Data to use:
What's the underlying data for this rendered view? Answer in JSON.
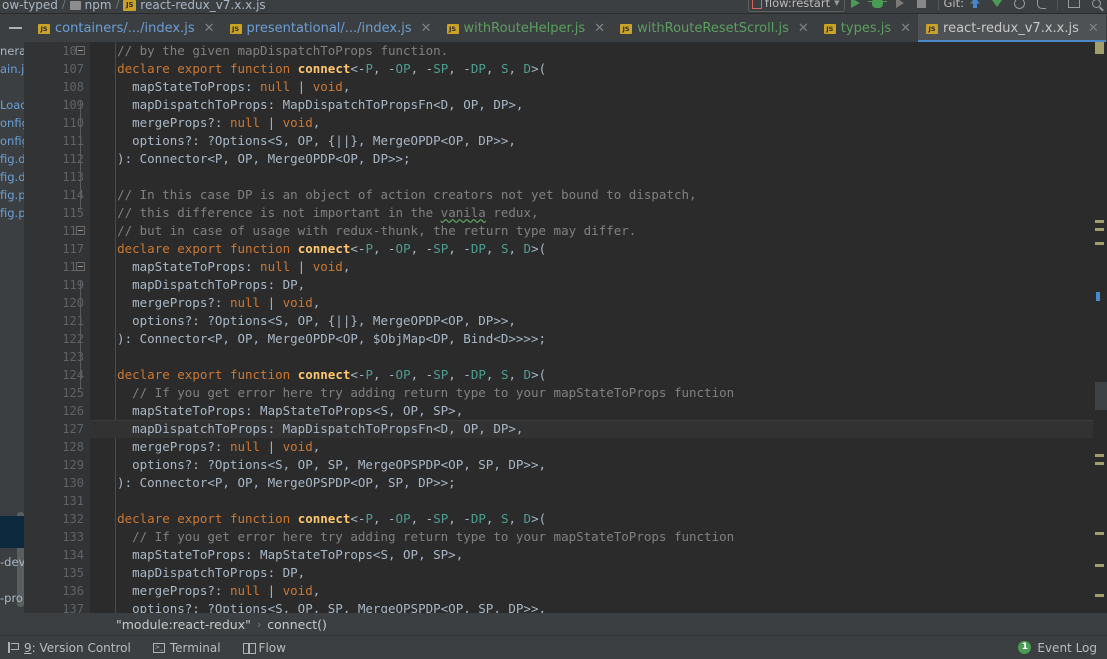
{
  "window": {
    "path_crumbs": [
      {
        "label": "ow-typed",
        "icon": "folder-icon"
      },
      {
        "label": "npm",
        "icon": "folder-icon"
      },
      {
        "label": "react-redux_v7.x.x.js",
        "icon": "js-file-icon"
      }
    ]
  },
  "toolbar": {
    "run_config": "flow:restart",
    "run_config_icon": "flow-config-icon",
    "buttons": [
      {
        "name": "run-button",
        "icon": "play-icon"
      },
      {
        "name": "debug-button",
        "icon": "bug-icon"
      },
      {
        "name": "run-with-coverage-button",
        "icon": "run-coverage-icon"
      },
      {
        "name": "stop-button",
        "icon": "stop-icon"
      }
    ],
    "git_label": "Git:",
    "git_buttons": [
      {
        "name": "update-project-button",
        "icon": "update-arrow-icon"
      },
      {
        "name": "commit-button",
        "icon": "commit-arrow-icon"
      },
      {
        "name": "history-button",
        "icon": "history-icon"
      },
      {
        "name": "rollback-button",
        "icon": "rollback-icon"
      },
      {
        "name": "open-preview-button",
        "icon": "preview-box-icon"
      },
      {
        "name": "search-everywhere-button",
        "icon": "search-icon"
      }
    ]
  },
  "tabs": [
    {
      "label": "containers/.../index.js",
      "color": "blue",
      "active": false,
      "icon": "js-file-icon"
    },
    {
      "label": "presentational/.../index.js",
      "color": "blue",
      "active": false,
      "icon": "js-file-icon"
    },
    {
      "label": "withRouteHelper.js",
      "color": "green",
      "active": false,
      "icon": "js-file-icon"
    },
    {
      "label": "withRouteResetScroll.js",
      "color": "green",
      "active": false,
      "icon": "js-file-icon"
    },
    {
      "label": "types.js",
      "color": "green",
      "active": false,
      "icon": "js-file-icon"
    },
    {
      "label": "react-redux_v7.x.x.js",
      "color": "white",
      "active": true,
      "icon": "js-file-icon"
    }
  ],
  "project_panel": {
    "rows": [
      {
        "label": "nera",
        "color": "default",
        "selected": false
      },
      {
        "label": "ain.js",
        "color": "blue",
        "selected": false
      },
      {
        "label": "",
        "color": "default",
        "selected": false
      },
      {
        "label": "Load",
        "color": "blue",
        "selected": false
      },
      {
        "label": "onfig",
        "color": "blue",
        "selected": false
      },
      {
        "label": "onfig",
        "color": "blue",
        "selected": false
      },
      {
        "label": "fig.de",
        "color": "blue",
        "selected": false
      },
      {
        "label": "fig.de",
        "color": "blue",
        "selected": false
      },
      {
        "label": "fig.pr",
        "color": "blue",
        "selected": false
      },
      {
        "label": "fig.pr",
        "color": "blue",
        "selected": false
      }
    ],
    "bottom_rows": [
      {
        "label": "-dev",
        "color": "default"
      },
      {
        "label": "-pro",
        "color": "default"
      }
    ]
  },
  "editor": {
    "first_line_number": 106,
    "current_line_number": 127,
    "lines": [
      {
        "n": 106,
        "fold": "none",
        "tokens": [
          {
            "t": "  ",
            "c": "plain"
          },
          {
            "t": "// by the given mapDispatchToProps function.",
            "c": "comment"
          }
        ]
      },
      {
        "n": 107,
        "fold": "open",
        "tokens": [
          {
            "t": "  ",
            "c": "plain"
          },
          {
            "t": "declare export function ",
            "c": "keyword"
          },
          {
            "t": "connect",
            "c": "function"
          },
          {
            "t": "<-",
            "c": "plain"
          },
          {
            "t": "P",
            "c": "type"
          },
          {
            "t": ", -",
            "c": "plain"
          },
          {
            "t": "OP",
            "c": "type"
          },
          {
            "t": ", -",
            "c": "plain"
          },
          {
            "t": "SP",
            "c": "type"
          },
          {
            "t": ", -",
            "c": "plain"
          },
          {
            "t": "DP",
            "c": "type"
          },
          {
            "t": ", ",
            "c": "plain"
          },
          {
            "t": "S",
            "c": "type"
          },
          {
            "t": ", ",
            "c": "plain"
          },
          {
            "t": "D",
            "c": "type"
          },
          {
            "t": ">(",
            "c": "plain"
          }
        ]
      },
      {
        "n": 108,
        "fold": "none",
        "tokens": [
          {
            "t": "    mapStateToProps: ",
            "c": "plain"
          },
          {
            "t": "null",
            "c": "keyword"
          },
          {
            "t": " | ",
            "c": "plain"
          },
          {
            "t": "void",
            "c": "keyword"
          },
          {
            "t": ",",
            "c": "plain"
          }
        ]
      },
      {
        "n": 109,
        "fold": "none",
        "tokens": [
          {
            "t": "    mapDispatchToProps: MapDispatchToPropsFn<D, OP, DP>,",
            "c": "plain"
          }
        ]
      },
      {
        "n": 110,
        "fold": "none",
        "tokens": [
          {
            "t": "    mergeProps?: ",
            "c": "plain"
          },
          {
            "t": "null",
            "c": "keyword"
          },
          {
            "t": " | ",
            "c": "plain"
          },
          {
            "t": "void",
            "c": "keyword"
          },
          {
            "t": ",",
            "c": "plain"
          }
        ]
      },
      {
        "n": 111,
        "fold": "none",
        "tokens": [
          {
            "t": "    options?: ?Options<S, OP, {||}, MergeOPDP<OP, DP>>,",
            "c": "plain"
          }
        ]
      },
      {
        "n": 112,
        "fold": "none",
        "tokens": [
          {
            "t": "  ): Connector<P, OP, MergeOPDP<OP, DP>>;",
            "c": "plain"
          }
        ]
      },
      {
        "n": 113,
        "fold": "none",
        "tokens": []
      },
      {
        "n": 114,
        "fold": "open",
        "tokens": [
          {
            "t": "  ",
            "c": "plain"
          },
          {
            "t": "// In this case DP is an object of action creators not yet bound to dispatch,",
            "c": "comment"
          }
        ]
      },
      {
        "n": 115,
        "fold": "none",
        "tokens": [
          {
            "t": "  ",
            "c": "plain"
          },
          {
            "t": "// this difference is not important in the ",
            "c": "comment"
          },
          {
            "t": "vanila",
            "c": "typo"
          },
          {
            "t": " redux,",
            "c": "comment"
          }
        ]
      },
      {
        "n": 116,
        "fold": "open",
        "tokens": [
          {
            "t": "  ",
            "c": "plain"
          },
          {
            "t": "// but in case of usage with redux-thunk, the return type may differ.",
            "c": "comment"
          }
        ]
      },
      {
        "n": 117,
        "fold": "none",
        "tokens": [
          {
            "t": "  ",
            "c": "plain"
          },
          {
            "t": "declare export function ",
            "c": "keyword"
          },
          {
            "t": "connect",
            "c": "function"
          },
          {
            "t": "<-",
            "c": "plain"
          },
          {
            "t": "P",
            "c": "type"
          },
          {
            "t": ", -",
            "c": "plain"
          },
          {
            "t": "OP",
            "c": "type"
          },
          {
            "t": ", -",
            "c": "plain"
          },
          {
            "t": "SP",
            "c": "type"
          },
          {
            "t": ", -",
            "c": "plain"
          },
          {
            "t": "DP",
            "c": "type"
          },
          {
            "t": ", ",
            "c": "plain"
          },
          {
            "t": "S",
            "c": "type"
          },
          {
            "t": ", ",
            "c": "plain"
          },
          {
            "t": "D",
            "c": "type"
          },
          {
            "t": ">(",
            "c": "plain"
          }
        ]
      },
      {
        "n": 118,
        "fold": "none",
        "tokens": [
          {
            "t": "    mapStateToProps: ",
            "c": "plain"
          },
          {
            "t": "null",
            "c": "keyword"
          },
          {
            "t": " | ",
            "c": "plain"
          },
          {
            "t": "void",
            "c": "keyword"
          },
          {
            "t": ",",
            "c": "plain"
          }
        ]
      },
      {
        "n": 119,
        "fold": "none",
        "tokens": [
          {
            "t": "    mapDispatchToProps: DP,",
            "c": "plain"
          }
        ]
      },
      {
        "n": 120,
        "fold": "none",
        "tokens": [
          {
            "t": "    mergeProps?: ",
            "c": "plain"
          },
          {
            "t": "null",
            "c": "keyword"
          },
          {
            "t": " | ",
            "c": "plain"
          },
          {
            "t": "void",
            "c": "keyword"
          },
          {
            "t": ",",
            "c": "plain"
          }
        ]
      },
      {
        "n": 121,
        "fold": "none",
        "tokens": [
          {
            "t": "    options?: ?Options<S, OP, {||}, MergeOPDP<OP, DP>>,",
            "c": "plain"
          }
        ]
      },
      {
        "n": 122,
        "fold": "none",
        "tokens": [
          {
            "t": "  ): Connector<P, OP, MergeOPDP<OP, $ObjMap<DP, Bind<D>>>>;",
            "c": "plain"
          }
        ]
      },
      {
        "n": 123,
        "fold": "none",
        "tokens": []
      },
      {
        "n": 124,
        "fold": "none",
        "tokens": [
          {
            "t": "  ",
            "c": "plain"
          },
          {
            "t": "declare export function ",
            "c": "keyword"
          },
          {
            "t": "connect",
            "c": "function"
          },
          {
            "t": "<-",
            "c": "plain"
          },
          {
            "t": "P",
            "c": "type"
          },
          {
            "t": ", -",
            "c": "plain"
          },
          {
            "t": "OP",
            "c": "type"
          },
          {
            "t": ", -",
            "c": "plain"
          },
          {
            "t": "SP",
            "c": "type"
          },
          {
            "t": ", -",
            "c": "plain"
          },
          {
            "t": "DP",
            "c": "type"
          },
          {
            "t": ", ",
            "c": "plain"
          },
          {
            "t": "S",
            "c": "type"
          },
          {
            "t": ", ",
            "c": "plain"
          },
          {
            "t": "D",
            "c": "type"
          },
          {
            "t": ">(",
            "c": "plain"
          }
        ]
      },
      {
        "n": 125,
        "fold": "none",
        "tokens": [
          {
            "t": "    ",
            "c": "plain"
          },
          {
            "t": "// If you get error here try adding return type to your mapStateToProps function",
            "c": "comment"
          }
        ]
      },
      {
        "n": 126,
        "fold": "none",
        "tokens": [
          {
            "t": "    mapStateToProps: MapStateToProps<S, OP, SP>,",
            "c": "plain"
          }
        ]
      },
      {
        "n": 127,
        "fold": "none",
        "tokens": [
          {
            "t": "    mapDispatchToProps: MapDispatchToPropsFn<D, OP, DP>,",
            "c": "plain"
          }
        ]
      },
      {
        "n": 128,
        "fold": "none",
        "tokens": [
          {
            "t": "    mergeProps?: ",
            "c": "plain"
          },
          {
            "t": "null",
            "c": "keyword"
          },
          {
            "t": " | ",
            "c": "plain"
          },
          {
            "t": "void",
            "c": "keyword"
          },
          {
            "t": ",",
            "c": "plain"
          }
        ]
      },
      {
        "n": 129,
        "fold": "none",
        "tokens": [
          {
            "t": "    options?: ?Options<S, OP, SP, MergeOPSPDP<OP, SP, DP>>,",
            "c": "plain"
          }
        ]
      },
      {
        "n": 130,
        "fold": "none",
        "tokens": [
          {
            "t": "  ): Connector<P, OP, MergeOPSPDP<OP, SP, DP>>;",
            "c": "plain"
          }
        ]
      },
      {
        "n": 131,
        "fold": "none",
        "tokens": []
      },
      {
        "n": 132,
        "fold": "none",
        "tokens": [
          {
            "t": "  ",
            "c": "plain"
          },
          {
            "t": "declare export function ",
            "c": "keyword"
          },
          {
            "t": "connect",
            "c": "function"
          },
          {
            "t": "<-",
            "c": "plain"
          },
          {
            "t": "P",
            "c": "type"
          },
          {
            "t": ", -",
            "c": "plain"
          },
          {
            "t": "OP",
            "c": "type"
          },
          {
            "t": ", -",
            "c": "plain"
          },
          {
            "t": "SP",
            "c": "type"
          },
          {
            "t": ", -",
            "c": "plain"
          },
          {
            "t": "DP",
            "c": "type"
          },
          {
            "t": ", ",
            "c": "plain"
          },
          {
            "t": "S",
            "c": "type"
          },
          {
            "t": ", ",
            "c": "plain"
          },
          {
            "t": "D",
            "c": "type"
          },
          {
            "t": ">(",
            "c": "plain"
          }
        ]
      },
      {
        "n": 133,
        "fold": "none",
        "tokens": [
          {
            "t": "    ",
            "c": "plain"
          },
          {
            "t": "// If you get error here try adding return type to your mapStateToProps function",
            "c": "comment"
          }
        ]
      },
      {
        "n": 134,
        "fold": "none",
        "tokens": [
          {
            "t": "    mapStateToProps: MapStateToProps<S, OP, SP>,",
            "c": "plain"
          }
        ]
      },
      {
        "n": 135,
        "fold": "none",
        "tokens": [
          {
            "t": "    mapDispatchToProps: DP,",
            "c": "plain"
          }
        ]
      },
      {
        "n": 136,
        "fold": "none",
        "tokens": [
          {
            "t": "    mergeProps?: ",
            "c": "plain"
          },
          {
            "t": "null",
            "c": "keyword"
          },
          {
            "t": " | ",
            "c": "plain"
          },
          {
            "t": "void",
            "c": "keyword"
          },
          {
            "t": ",",
            "c": "plain"
          }
        ]
      },
      {
        "n": 137,
        "fold": "none",
        "tokens": [
          {
            "t": "    options?: ?Options<S, OP, SP, MergeOPSPDP<OP, SP, DP>>,",
            "c": "plain"
          }
        ]
      }
    ]
  },
  "breadcrumb": {
    "module": "\"module:react-redux\"",
    "separator": "›",
    "member": "connect()"
  },
  "statusbar": {
    "items": [
      {
        "label": "9: Version Control",
        "prefix": "9",
        "icon": "version-control-icon"
      },
      {
        "label": "Terminal",
        "icon": "terminal-icon"
      },
      {
        "label": "Flow",
        "icon": "flow-icon"
      }
    ],
    "event_log_label": "Event Log",
    "event_log_count": "1"
  },
  "colors": {
    "bg_editor": "#2b2b2b",
    "bg_chrome": "#3c3f41",
    "gutter": "#313335",
    "accent_tab": "#4a88c7",
    "keyword": "#cc7832",
    "comment": "#808080",
    "function": "#ffc66d",
    "type": "#4e9e8f",
    "badge_green": "#499c54"
  }
}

To do: Figure out how many lines of the data above include "search", then give the number and nothing more.

Finished task: 2